• PROBLEM REQUIREMENTS:
Can you retype the data below exactly as it stands, every line in the same order?
>> begin MATERIAL PROVIDED
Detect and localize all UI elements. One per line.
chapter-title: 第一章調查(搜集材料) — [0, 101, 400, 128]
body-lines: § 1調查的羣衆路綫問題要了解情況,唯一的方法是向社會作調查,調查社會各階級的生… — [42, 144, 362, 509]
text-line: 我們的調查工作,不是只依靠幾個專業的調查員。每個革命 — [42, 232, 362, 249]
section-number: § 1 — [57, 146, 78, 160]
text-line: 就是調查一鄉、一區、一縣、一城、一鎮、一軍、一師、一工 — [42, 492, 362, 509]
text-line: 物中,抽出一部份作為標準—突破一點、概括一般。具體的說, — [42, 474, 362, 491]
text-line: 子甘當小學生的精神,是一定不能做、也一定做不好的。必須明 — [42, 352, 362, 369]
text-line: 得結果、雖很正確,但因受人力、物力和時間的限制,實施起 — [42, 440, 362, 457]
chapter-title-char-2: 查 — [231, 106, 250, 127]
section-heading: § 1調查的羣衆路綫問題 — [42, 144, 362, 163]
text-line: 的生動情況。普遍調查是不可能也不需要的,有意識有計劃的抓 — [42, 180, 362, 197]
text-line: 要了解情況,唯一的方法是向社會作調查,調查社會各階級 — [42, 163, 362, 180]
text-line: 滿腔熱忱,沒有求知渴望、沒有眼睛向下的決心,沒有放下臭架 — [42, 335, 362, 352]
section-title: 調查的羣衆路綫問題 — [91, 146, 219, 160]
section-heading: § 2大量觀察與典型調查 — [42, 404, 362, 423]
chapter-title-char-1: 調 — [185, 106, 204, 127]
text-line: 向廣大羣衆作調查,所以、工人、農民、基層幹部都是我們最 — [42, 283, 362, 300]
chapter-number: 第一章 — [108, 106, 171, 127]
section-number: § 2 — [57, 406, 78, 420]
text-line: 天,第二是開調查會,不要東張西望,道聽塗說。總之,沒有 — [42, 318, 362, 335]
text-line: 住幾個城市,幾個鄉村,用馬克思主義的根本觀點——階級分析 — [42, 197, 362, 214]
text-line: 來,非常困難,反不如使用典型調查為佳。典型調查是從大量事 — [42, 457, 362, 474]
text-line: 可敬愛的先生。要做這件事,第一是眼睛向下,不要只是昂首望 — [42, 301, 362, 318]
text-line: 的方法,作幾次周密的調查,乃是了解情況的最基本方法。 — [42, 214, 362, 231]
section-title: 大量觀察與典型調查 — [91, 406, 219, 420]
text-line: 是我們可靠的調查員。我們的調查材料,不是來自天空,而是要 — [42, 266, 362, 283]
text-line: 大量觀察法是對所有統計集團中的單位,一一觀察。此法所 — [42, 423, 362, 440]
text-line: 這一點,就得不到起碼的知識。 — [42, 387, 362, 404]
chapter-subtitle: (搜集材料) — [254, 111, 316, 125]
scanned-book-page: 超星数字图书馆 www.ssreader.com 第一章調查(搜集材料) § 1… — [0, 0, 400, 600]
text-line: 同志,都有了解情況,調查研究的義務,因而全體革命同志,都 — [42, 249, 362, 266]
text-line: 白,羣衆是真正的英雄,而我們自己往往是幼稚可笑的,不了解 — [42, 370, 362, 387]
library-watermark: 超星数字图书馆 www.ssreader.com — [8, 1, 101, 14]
>> end MATERIAL PROVIDED
• WRITTEN RESPONSE:
Detect and localize all UI elements. One per line.
chapter-title: 第一章調查(搜集材料) — [0, 101, 400, 128]
body-lines: § 1調查的羣衆路綫問題要了解情況,唯一的方法是向社會作調查,調查社會各階級的生… — [42, 144, 362, 509]
text-line: 我們的調查工作,不是只依靠幾個專業的調查員。每個革命 — [42, 232, 362, 249]
section-number: § 1 — [57, 146, 78, 160]
text-line: 就是調查一鄉、一區、一縣、一城、一鎮、一軍、一師、一工 — [42, 492, 362, 509]
text-line: 物中,抽出一部份作為標準—突破一點、概括一般。具體的說, — [42, 474, 362, 491]
text-line: 子甘當小學生的精神,是一定不能做、也一定做不好的。必須明 — [42, 352, 362, 369]
text-line: 得結果、雖很正確,但因受人力、物力和時間的限制,實施起 — [42, 440, 362, 457]
chapter-title-char-2: 查 — [231, 106, 250, 127]
section-heading: § 1調查的羣衆路綫問題 — [42, 144, 362, 163]
text-line: 的生動情況。普遍調查是不可能也不需要的,有意識有計劃的抓 — [42, 180, 362, 197]
text-line: 要了解情況,唯一的方法是向社會作調查,調查社會各階級 — [42, 163, 362, 180]
text-line: 滿腔熱忱,沒有求知渴望、沒有眼睛向下的決心,沒有放下臭架 — [42, 335, 362, 352]
section-title: 調查的羣衆路綫問題 — [91, 146, 219, 160]
section-heading: § 2大量觀察與典型調查 — [42, 404, 362, 423]
chapter-title-char-1: 調 — [185, 106, 204, 127]
text-line: 向廣大羣衆作調查,所以、工人、農民、基層幹部都是我們最 — [42, 283, 362, 300]
chapter-number: 第一章 — [108, 106, 171, 127]
section-number: § 2 — [57, 406, 78, 420]
text-line: 天,第二是開調查會,不要東張西望,道聽塗說。總之,沒有 — [42, 318, 362, 335]
text-line: 住幾個城市,幾個鄉村,用馬克思主義的根本觀點——階級分析 — [42, 197, 362, 214]
text-line: 來,非常困難,反不如使用典型調查為佳。典型調查是從大量事 — [42, 457, 362, 474]
text-line: 可敬愛的先生。要做這件事,第一是眼睛向下,不要只是昂首望 — [42, 301, 362, 318]
text-line: 的方法,作幾次周密的調查,乃是了解情況的最基本方法。 — [42, 214, 362, 231]
section-title: 大量觀察與典型調查 — [91, 406, 219, 420]
text-line: 是我們可靠的調查員。我們的調查材料,不是來自天空,而是要 — [42, 266, 362, 283]
text-line: 大量觀察法是對所有統計集團中的單位,一一觀察。此法所 — [42, 423, 362, 440]
text-line: 這一點,就得不到起碼的知識。 — [42, 387, 362, 404]
chapter-subtitle: (搜集材料) — [254, 111, 316, 125]
scanned-book-page: 超星数字图书馆 www.ssreader.com 第一章調查(搜集材料) § 1… — [0, 0, 400, 600]
text-line: 同志,都有了解情況,調查研究的義務,因而全體革命同志,都 — [42, 249, 362, 266]
text-line: 白,羣衆是真正的英雄,而我們自己往往是幼稚可笑的,不了解 — [42, 370, 362, 387]
library-watermark: 超星数字图书馆 www.ssreader.com — [8, 1, 101, 14]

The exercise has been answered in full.